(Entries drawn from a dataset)
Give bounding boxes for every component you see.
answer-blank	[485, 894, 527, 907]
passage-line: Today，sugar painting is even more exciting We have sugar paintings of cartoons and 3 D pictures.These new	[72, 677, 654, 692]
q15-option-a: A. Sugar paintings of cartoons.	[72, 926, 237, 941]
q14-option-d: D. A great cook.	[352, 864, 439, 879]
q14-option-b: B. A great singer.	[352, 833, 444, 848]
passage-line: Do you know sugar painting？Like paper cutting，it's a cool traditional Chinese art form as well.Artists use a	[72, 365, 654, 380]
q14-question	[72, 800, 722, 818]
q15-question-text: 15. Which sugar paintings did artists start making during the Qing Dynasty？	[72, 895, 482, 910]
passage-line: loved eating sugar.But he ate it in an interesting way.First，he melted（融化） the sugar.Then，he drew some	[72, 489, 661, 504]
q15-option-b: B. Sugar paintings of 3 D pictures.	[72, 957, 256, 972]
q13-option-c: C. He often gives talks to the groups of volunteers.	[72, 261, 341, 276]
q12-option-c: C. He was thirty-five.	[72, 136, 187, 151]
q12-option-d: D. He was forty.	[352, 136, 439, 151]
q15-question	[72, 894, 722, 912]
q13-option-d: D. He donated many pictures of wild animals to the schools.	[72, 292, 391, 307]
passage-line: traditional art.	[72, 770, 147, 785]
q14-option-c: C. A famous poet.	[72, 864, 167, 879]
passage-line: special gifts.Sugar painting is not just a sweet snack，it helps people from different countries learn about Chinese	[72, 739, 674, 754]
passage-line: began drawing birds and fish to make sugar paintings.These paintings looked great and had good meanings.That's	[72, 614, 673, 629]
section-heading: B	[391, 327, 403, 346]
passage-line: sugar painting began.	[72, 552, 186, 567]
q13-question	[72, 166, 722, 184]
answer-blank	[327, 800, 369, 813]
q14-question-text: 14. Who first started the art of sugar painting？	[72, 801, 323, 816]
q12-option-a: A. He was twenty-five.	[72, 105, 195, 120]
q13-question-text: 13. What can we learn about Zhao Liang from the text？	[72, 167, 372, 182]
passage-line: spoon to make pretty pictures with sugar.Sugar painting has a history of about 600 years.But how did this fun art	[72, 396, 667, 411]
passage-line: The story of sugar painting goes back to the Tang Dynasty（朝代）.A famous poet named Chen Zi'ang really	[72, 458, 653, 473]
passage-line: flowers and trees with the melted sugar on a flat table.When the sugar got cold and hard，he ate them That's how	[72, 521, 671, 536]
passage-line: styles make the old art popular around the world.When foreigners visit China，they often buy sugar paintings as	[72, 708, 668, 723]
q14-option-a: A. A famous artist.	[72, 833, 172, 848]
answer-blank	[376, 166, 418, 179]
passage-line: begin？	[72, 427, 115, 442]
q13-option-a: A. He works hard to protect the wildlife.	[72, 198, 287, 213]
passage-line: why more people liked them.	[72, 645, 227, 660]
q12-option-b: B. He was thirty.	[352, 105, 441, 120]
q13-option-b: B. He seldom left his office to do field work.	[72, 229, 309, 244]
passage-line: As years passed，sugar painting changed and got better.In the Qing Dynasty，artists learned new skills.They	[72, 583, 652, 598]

EXERCISE DESCRIPTION: Copy the records word for word, beginning with the first line and continuing through the line with "800, 369, 813]", including that line.

WORKED ANSWER:
Give bounding boxes for every component you see.
answer-blank	[485, 894, 527, 907]
passage-line: Today，sugar painting is even more exciting We have sugar paintings of cartoons and 3 D pictures.These new	[72, 677, 654, 692]
q15-option-a: A. Sugar paintings of cartoons.	[72, 926, 237, 941]
q14-option-d: D. A great cook.	[352, 864, 439, 879]
q14-option-b: B. A great singer.	[352, 833, 444, 848]
passage-line: Do you know sugar painting？Like paper cutting，it's a cool traditional Chinese art form as well.Artists use a	[72, 365, 654, 380]
q14-question	[72, 800, 722, 818]
q15-question-text: 15. Which sugar paintings did artists start making during the Qing Dynasty？	[72, 895, 482, 910]
passage-line: loved eating sugar.But he ate it in an interesting way.First，he melted（融化） the sugar.Then，he drew some	[72, 489, 661, 504]
q15-option-b: B. Sugar paintings of 3 D pictures.	[72, 957, 256, 972]
q13-option-c: C. He often gives talks to the groups of volunteers.	[72, 261, 341, 276]
q12-option-c: C. He was thirty-five.	[72, 136, 187, 151]
q12-option-d: D. He was forty.	[352, 136, 439, 151]
q15-question	[72, 894, 722, 912]
q13-option-d: D. He donated many pictures of wild animals to the schools.	[72, 292, 391, 307]
passage-line: traditional art.	[72, 770, 147, 785]
q14-option-c: C. A famous poet.	[72, 864, 167, 879]
passage-line: special gifts.Sugar painting is not just a sweet snack，it helps people from different countries learn about Chinese	[72, 739, 674, 754]
passage-line: began drawing birds and fish to make sugar paintings.These paintings looked great and had good meanings.That's	[72, 614, 673, 629]
section-heading: B	[391, 327, 403, 346]
passage-line: sugar painting began.	[72, 552, 186, 567]
q13-question	[72, 166, 722, 184]
answer-blank	[327, 800, 369, 813]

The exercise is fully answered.